## Requirements
Write the listing out again, all of it, word for word.

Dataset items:
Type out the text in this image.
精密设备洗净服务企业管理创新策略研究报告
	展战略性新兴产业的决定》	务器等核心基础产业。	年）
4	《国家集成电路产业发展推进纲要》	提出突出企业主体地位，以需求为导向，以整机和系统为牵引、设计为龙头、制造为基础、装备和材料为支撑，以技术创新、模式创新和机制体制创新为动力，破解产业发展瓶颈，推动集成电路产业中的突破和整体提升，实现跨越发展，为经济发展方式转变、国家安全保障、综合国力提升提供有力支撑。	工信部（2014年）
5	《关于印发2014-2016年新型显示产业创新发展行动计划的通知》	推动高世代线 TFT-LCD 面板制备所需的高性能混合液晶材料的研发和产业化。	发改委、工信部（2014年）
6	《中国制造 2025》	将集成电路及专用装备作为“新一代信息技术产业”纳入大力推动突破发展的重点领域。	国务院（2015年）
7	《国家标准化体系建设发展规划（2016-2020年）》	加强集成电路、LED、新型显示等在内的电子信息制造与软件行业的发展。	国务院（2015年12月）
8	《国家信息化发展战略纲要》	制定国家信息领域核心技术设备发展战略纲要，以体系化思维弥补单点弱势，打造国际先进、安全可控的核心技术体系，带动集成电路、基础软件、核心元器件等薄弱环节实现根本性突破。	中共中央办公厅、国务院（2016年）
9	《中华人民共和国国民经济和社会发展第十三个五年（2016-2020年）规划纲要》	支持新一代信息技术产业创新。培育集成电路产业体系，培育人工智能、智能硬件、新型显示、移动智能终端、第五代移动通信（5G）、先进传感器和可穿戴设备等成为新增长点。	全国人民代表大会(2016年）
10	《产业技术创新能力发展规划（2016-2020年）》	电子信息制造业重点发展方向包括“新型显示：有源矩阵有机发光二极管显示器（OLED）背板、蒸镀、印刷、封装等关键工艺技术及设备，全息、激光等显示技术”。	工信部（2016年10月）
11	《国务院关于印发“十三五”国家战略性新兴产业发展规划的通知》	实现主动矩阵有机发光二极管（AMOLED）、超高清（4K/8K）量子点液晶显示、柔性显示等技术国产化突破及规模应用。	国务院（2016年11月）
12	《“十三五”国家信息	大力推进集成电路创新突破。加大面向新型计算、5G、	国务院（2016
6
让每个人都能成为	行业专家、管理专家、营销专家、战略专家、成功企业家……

## Response
Type out the text in this image.
精密设备洗净服务企业管理创新策略研究报告
	展战略性新兴产业的决定》	务器等核心基础产业。	年）
4	《国家集成电路产业发展推进纲要》	提出突出企业主体地位，以需求为导向，以整机和系统为牵引、设计为龙头、制造为基础、装备和材料为支撑，以技术创新、模式创新和机制体制创新为动力，破解产业发展瓶颈，推动集成电路产业中的突破和整体提升，实现跨越发展，为经济发展方式转变、国家安全保障、综合国力提升提供有力支撑。	工信部（2014年）
5	《关于印发2014-2016年新型显示产业创新发展行动计划的通知》	推动高世代线 TFT-LCD 面板制备所需的高性能混合液晶材料的研发和产业化。	发改委、工信部（2014年）
6	《中国制造 2025》	将集成电路及专用装备作为“新一代信息技术产业”纳入大力推动突破发展的重点领域。	国务院（2015年）
7	《国家标准化体系建设发展规划（2016-2020年）》	加强集成电路、LED、新型显示等在内的电子信息制造与软件行业的发展。	国务院（2015年12月）
8	《国家信息化发展战略纲要》	制定国家信息领域核心技术设备发展战略纲要，以体系化思维弥补单点弱势，打造国际先进、安全可控的核心技术体系，带动集成电路、基础软件、核心元器件等薄弱环节实现根本性突破。	中共中央办公厅、国务院（2016年）
9	《中华人民共和国国民经济和社会发展第十三个五年（2016-2020年）规划纲要》	支持新一代信息技术产业创新。培育集成电路产业体系，培育人工智能、智能硬件、新型显示、移动智能终端、第五代移动通信（5G）、先进传感器和可穿戴设备等成为新增长点。	全国人民代表大会(2016年）
10	《产业技术创新能力发展规划（2016-2020年）》	电子信息制造业重点发展方向包括“新型显示：有源矩阵有机发光二极管显示器（OLED）背板、蒸镀、印刷、封装等关键工艺技术及设备，全息、激光等显示技术”。	工信部（2016年10月）
11	《国务院关于印发“十三五”国家战略性新兴产业发展规划的通知》	实现主动矩阵有机发光二极管（AMOLED）、超高清（4K/8K）量子点液晶显示、柔性显示等技术国产化突破及规模应用。	国务院（2016年11月）
12	《“十三五”国家信息	大力推进集成电路创新突破。加大面向新型计算、5G、	国务院（2016
6
让每个人都能成为	行业专家、管理专家、营销专家、战略专家、成功企业家……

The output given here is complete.